Instructions to follow:
Pull out every line of the records below that contains the string "balance", treating uppercase and lowercase letters as different.
:: Dataset content
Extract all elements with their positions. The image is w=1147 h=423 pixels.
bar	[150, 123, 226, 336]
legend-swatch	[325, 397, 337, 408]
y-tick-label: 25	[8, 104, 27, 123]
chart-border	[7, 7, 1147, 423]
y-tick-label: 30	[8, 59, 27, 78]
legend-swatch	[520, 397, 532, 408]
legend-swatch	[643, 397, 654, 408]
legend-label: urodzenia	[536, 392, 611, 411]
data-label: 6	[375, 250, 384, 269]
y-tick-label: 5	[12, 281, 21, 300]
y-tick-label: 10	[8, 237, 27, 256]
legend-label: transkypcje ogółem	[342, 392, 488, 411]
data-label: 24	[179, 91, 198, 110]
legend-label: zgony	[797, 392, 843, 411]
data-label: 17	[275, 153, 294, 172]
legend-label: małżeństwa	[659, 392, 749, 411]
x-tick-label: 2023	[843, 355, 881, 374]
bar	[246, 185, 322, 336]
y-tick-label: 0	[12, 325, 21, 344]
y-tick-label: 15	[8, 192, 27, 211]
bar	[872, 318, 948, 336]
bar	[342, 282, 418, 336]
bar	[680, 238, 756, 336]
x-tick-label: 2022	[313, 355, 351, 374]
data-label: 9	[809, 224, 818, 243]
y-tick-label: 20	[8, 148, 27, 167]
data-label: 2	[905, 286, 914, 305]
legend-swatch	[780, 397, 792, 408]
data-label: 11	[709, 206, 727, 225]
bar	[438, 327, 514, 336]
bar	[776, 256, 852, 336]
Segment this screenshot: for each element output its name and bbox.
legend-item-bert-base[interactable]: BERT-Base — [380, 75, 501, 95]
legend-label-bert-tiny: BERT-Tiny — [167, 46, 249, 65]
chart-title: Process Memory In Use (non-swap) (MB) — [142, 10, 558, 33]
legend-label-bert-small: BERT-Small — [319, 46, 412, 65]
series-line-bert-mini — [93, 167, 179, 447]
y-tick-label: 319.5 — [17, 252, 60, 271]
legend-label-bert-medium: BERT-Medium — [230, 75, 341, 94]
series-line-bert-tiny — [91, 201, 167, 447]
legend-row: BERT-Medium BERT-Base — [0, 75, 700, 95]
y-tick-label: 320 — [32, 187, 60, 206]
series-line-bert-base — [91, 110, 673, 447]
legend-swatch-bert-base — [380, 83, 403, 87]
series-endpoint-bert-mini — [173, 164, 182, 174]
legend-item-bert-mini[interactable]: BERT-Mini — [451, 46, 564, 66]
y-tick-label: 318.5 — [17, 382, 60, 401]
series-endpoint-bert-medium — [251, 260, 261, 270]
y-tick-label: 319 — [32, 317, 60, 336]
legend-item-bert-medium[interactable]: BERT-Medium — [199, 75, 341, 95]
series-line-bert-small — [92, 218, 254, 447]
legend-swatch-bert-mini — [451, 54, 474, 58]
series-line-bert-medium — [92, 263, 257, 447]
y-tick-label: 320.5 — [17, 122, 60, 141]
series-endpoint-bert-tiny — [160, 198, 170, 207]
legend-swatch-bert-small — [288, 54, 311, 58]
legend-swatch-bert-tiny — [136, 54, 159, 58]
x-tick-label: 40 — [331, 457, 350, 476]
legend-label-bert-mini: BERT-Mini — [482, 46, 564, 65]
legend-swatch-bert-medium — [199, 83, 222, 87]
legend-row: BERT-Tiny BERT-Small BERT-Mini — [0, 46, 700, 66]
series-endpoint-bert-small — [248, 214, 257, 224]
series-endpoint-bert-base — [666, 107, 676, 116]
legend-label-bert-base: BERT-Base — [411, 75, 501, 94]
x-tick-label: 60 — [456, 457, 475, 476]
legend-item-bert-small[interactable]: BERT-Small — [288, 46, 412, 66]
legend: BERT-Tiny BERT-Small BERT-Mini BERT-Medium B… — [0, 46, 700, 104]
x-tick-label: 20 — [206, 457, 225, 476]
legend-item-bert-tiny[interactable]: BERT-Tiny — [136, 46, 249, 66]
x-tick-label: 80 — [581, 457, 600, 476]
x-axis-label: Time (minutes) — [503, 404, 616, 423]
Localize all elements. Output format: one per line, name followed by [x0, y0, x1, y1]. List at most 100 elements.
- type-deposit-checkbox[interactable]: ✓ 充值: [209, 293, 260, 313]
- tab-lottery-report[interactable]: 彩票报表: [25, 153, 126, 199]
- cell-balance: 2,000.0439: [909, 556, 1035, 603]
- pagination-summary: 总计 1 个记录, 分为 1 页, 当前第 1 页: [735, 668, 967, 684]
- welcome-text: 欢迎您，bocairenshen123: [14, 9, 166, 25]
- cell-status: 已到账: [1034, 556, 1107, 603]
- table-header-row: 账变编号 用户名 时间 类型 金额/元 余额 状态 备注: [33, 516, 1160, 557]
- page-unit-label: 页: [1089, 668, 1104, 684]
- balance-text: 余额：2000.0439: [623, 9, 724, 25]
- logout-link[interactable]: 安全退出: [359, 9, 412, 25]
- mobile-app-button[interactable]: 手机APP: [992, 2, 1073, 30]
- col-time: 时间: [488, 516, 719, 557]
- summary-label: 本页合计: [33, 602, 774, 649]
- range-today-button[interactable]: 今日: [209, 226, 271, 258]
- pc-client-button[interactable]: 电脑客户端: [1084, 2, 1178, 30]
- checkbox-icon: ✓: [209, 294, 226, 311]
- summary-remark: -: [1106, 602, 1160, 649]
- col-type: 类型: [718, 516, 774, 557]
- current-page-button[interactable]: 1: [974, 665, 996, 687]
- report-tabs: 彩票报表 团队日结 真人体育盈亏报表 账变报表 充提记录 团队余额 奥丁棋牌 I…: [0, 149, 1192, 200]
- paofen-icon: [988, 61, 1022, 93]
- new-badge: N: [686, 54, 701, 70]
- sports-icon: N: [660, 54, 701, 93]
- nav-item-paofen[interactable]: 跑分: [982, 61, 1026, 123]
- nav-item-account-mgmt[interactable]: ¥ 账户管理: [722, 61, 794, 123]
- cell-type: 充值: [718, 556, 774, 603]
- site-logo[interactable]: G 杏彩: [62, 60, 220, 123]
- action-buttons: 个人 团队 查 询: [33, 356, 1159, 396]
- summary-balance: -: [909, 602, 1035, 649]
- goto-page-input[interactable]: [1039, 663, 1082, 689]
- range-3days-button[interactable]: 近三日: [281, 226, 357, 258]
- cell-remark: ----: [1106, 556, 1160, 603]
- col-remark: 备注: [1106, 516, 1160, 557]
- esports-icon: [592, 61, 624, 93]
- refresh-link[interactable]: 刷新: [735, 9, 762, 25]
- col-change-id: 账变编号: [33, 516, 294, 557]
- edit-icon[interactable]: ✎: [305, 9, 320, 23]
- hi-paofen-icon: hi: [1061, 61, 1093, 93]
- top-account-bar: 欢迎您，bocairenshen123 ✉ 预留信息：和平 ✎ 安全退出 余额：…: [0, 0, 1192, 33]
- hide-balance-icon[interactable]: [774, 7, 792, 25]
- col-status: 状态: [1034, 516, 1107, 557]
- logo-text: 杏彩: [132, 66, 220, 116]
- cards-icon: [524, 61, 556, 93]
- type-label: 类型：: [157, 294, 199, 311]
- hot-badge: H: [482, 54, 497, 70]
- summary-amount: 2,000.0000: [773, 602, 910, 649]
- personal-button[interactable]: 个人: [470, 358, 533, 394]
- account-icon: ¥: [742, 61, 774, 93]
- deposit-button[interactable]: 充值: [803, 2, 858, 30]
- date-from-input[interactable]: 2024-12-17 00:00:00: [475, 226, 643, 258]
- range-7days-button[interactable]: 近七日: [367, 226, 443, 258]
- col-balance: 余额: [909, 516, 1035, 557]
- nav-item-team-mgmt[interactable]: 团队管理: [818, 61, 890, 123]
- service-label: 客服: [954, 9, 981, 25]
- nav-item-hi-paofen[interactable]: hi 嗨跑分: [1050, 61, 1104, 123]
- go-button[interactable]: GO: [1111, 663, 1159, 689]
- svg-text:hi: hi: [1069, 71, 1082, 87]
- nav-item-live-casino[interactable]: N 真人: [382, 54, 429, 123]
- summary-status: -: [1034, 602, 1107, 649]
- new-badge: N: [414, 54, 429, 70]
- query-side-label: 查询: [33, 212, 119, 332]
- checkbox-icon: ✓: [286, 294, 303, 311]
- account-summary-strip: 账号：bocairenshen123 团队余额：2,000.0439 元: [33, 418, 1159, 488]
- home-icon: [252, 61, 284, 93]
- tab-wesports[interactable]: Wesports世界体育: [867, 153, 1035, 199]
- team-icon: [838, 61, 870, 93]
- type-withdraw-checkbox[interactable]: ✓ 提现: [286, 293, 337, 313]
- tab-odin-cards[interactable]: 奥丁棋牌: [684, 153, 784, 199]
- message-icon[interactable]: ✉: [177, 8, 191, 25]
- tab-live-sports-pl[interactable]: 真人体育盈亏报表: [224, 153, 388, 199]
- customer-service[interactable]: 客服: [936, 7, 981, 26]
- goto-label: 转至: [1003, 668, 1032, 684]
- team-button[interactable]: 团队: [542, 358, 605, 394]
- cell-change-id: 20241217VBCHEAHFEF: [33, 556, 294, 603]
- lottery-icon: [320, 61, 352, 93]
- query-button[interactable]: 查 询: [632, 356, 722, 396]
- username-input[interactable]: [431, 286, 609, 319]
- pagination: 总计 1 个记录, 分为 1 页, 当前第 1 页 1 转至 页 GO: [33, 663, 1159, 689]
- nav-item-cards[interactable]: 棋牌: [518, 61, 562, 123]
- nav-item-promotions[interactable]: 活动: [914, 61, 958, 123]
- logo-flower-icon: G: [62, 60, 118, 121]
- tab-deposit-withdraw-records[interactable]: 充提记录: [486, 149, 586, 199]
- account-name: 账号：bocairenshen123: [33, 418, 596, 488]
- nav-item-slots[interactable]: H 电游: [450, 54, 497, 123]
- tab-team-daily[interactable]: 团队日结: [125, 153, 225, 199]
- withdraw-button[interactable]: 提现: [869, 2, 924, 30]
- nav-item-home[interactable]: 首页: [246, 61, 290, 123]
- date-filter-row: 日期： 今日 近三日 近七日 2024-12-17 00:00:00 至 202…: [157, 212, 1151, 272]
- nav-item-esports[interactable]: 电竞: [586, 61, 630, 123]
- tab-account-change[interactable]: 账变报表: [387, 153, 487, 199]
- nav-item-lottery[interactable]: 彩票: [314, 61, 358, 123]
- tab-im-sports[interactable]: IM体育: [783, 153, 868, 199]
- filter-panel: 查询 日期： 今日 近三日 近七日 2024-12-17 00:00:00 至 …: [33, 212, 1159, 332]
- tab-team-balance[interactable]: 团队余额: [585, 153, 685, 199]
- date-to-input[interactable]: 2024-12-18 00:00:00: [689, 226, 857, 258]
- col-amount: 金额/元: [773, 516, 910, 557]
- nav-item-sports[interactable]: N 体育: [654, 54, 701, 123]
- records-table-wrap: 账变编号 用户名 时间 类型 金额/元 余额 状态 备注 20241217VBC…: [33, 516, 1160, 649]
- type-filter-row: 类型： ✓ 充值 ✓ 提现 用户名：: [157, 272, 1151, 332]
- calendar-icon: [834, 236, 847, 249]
::::
Full output:
- cell-balance: 2,000.0439: [909, 556, 1035, 603]
- balance-text: 余额：2000.0439: [623, 9, 724, 25]
- summary-balance: -: [909, 602, 1035, 649]
- hide-balance-icon[interactable]: [774, 7, 792, 25]
- col-balance: 余额: [909, 516, 1035, 557]
- tab-team-balance[interactable]: 团队余额: [585, 153, 685, 199]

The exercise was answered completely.